> _Dataset rows_:
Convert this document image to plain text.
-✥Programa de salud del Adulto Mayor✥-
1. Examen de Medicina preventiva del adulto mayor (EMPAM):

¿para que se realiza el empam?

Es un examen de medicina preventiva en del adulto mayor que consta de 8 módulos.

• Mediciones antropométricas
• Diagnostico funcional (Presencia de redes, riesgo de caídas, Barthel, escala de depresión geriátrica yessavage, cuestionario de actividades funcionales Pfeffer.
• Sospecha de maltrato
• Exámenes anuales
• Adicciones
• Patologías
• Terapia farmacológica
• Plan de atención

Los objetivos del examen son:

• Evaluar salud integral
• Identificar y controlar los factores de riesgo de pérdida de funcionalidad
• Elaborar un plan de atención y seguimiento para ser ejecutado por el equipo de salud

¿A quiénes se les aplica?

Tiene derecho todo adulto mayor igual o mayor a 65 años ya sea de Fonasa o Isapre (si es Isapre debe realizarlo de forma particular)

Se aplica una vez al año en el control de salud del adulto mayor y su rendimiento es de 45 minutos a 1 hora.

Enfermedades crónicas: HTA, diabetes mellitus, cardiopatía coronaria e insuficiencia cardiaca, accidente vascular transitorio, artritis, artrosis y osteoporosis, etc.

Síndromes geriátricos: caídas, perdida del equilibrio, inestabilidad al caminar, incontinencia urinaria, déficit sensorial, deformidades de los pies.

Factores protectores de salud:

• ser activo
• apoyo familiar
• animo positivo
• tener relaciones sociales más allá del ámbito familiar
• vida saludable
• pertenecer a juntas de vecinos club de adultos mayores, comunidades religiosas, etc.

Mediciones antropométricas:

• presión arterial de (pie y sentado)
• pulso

> _Your instructions_: Lines from the records above that hold "aplica" are the ones to list.

> _Solution for this problem_:
¿A quiénes se les aplica?
Se aplica una vez al año en el control de salud del adulto mayor y su rendimiento es de 45 minutos a 1 hora.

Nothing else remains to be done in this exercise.